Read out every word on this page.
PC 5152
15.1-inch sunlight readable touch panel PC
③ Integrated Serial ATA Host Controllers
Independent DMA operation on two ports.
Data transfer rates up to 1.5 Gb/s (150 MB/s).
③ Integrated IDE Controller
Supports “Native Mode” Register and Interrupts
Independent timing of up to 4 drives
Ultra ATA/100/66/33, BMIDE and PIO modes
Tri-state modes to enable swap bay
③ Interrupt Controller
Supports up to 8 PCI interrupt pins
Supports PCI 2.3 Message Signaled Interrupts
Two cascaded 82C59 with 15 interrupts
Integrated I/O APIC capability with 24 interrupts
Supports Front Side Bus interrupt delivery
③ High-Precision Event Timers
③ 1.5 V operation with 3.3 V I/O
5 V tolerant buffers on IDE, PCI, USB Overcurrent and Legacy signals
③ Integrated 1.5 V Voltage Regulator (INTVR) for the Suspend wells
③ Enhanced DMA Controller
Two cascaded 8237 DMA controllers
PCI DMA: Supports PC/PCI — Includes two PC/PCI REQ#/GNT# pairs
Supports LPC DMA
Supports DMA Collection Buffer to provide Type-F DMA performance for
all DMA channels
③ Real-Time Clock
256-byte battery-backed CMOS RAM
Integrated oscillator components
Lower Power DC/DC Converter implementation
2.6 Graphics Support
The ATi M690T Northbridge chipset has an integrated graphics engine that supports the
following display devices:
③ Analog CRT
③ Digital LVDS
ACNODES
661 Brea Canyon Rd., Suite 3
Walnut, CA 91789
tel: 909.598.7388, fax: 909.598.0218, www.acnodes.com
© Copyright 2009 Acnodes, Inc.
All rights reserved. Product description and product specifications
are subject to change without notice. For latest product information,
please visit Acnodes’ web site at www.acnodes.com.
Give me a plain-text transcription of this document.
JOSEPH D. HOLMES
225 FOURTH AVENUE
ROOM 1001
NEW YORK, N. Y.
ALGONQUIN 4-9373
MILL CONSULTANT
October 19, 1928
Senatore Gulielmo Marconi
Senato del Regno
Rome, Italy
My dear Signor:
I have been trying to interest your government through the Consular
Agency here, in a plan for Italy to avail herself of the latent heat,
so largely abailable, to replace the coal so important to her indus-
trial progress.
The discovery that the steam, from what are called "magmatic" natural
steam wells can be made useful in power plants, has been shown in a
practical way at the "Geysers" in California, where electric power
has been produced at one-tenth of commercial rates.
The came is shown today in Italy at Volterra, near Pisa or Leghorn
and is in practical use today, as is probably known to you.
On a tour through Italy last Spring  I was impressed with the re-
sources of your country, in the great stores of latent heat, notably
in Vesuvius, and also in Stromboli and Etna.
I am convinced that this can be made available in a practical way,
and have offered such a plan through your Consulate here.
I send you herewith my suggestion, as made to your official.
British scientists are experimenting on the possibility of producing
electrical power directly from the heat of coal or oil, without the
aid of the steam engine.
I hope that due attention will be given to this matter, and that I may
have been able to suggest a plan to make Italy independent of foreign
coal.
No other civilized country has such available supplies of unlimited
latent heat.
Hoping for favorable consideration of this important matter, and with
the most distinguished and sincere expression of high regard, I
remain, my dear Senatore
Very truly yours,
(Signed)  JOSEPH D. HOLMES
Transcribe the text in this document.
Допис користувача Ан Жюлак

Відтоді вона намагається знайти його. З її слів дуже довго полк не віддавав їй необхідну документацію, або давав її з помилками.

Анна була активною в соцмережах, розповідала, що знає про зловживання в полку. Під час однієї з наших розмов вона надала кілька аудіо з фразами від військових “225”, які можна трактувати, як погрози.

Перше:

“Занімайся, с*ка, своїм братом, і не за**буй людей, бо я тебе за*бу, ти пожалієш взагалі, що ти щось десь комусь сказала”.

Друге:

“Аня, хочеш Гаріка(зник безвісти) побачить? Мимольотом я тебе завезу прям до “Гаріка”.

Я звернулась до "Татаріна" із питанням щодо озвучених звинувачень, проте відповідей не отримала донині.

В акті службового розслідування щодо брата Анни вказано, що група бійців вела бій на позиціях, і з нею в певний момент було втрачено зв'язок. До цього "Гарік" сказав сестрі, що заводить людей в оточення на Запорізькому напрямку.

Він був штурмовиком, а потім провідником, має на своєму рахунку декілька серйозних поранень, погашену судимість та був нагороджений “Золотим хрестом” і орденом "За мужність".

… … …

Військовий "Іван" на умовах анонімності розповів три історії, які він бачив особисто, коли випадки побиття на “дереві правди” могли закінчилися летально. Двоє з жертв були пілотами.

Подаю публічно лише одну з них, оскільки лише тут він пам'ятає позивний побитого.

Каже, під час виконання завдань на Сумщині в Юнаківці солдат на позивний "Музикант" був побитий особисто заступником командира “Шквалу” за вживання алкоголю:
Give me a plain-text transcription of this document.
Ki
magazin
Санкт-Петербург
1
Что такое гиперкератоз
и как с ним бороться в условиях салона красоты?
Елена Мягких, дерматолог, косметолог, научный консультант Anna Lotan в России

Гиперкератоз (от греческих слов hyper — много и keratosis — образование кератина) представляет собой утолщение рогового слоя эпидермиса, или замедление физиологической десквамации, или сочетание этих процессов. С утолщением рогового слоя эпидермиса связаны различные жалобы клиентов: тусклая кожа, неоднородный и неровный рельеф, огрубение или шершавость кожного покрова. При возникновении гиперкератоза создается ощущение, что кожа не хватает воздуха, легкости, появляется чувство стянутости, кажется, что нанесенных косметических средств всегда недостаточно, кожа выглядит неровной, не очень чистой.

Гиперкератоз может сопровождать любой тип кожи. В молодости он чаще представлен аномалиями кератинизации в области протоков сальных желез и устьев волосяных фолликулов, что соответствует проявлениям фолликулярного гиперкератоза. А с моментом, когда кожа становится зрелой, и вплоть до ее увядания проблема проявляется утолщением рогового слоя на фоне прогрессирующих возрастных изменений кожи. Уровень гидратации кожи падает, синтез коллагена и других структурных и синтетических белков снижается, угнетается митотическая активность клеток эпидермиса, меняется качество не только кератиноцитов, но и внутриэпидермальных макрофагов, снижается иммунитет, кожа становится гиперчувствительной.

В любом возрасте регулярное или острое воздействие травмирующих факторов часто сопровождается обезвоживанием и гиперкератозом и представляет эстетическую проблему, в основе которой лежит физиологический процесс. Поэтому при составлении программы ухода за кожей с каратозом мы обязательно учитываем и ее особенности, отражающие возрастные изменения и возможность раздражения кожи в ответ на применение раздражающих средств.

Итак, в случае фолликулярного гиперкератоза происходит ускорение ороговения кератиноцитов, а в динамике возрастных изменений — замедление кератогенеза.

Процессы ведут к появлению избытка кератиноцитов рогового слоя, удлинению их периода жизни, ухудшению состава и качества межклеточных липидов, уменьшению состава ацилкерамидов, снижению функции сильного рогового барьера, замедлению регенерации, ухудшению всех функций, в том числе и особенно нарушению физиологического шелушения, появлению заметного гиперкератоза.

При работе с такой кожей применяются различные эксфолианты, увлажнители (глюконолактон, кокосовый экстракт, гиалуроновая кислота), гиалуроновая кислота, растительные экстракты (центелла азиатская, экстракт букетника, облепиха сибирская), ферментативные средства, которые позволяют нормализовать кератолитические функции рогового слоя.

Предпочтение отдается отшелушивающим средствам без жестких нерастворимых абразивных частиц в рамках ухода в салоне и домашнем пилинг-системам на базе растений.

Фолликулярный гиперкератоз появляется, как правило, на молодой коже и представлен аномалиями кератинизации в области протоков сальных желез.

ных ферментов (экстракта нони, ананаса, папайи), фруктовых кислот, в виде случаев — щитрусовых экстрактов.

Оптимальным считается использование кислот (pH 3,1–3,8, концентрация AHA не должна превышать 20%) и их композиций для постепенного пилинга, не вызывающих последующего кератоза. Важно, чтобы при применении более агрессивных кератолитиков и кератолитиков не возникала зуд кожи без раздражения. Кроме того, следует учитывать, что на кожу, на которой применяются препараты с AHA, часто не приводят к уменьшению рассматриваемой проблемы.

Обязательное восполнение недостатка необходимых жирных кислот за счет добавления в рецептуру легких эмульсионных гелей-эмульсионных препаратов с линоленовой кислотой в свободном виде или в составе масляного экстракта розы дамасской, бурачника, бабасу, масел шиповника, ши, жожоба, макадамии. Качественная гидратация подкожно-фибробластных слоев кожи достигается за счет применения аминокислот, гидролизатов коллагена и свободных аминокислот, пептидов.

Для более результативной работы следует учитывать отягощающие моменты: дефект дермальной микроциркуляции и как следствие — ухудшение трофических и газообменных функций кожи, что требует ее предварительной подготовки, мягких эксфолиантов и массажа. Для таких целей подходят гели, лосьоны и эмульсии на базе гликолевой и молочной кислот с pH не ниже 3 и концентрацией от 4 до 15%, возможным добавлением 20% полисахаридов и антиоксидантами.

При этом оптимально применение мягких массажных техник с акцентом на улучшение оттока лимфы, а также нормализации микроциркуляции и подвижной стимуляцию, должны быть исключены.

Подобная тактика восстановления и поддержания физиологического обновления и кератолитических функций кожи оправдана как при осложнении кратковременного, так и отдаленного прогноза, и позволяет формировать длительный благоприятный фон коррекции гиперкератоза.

┄┄┄┄┄┄

**Set task**: Work through the listing above and report how many lines include the string "practical", with no other text.

**Answer to this exercise**: 3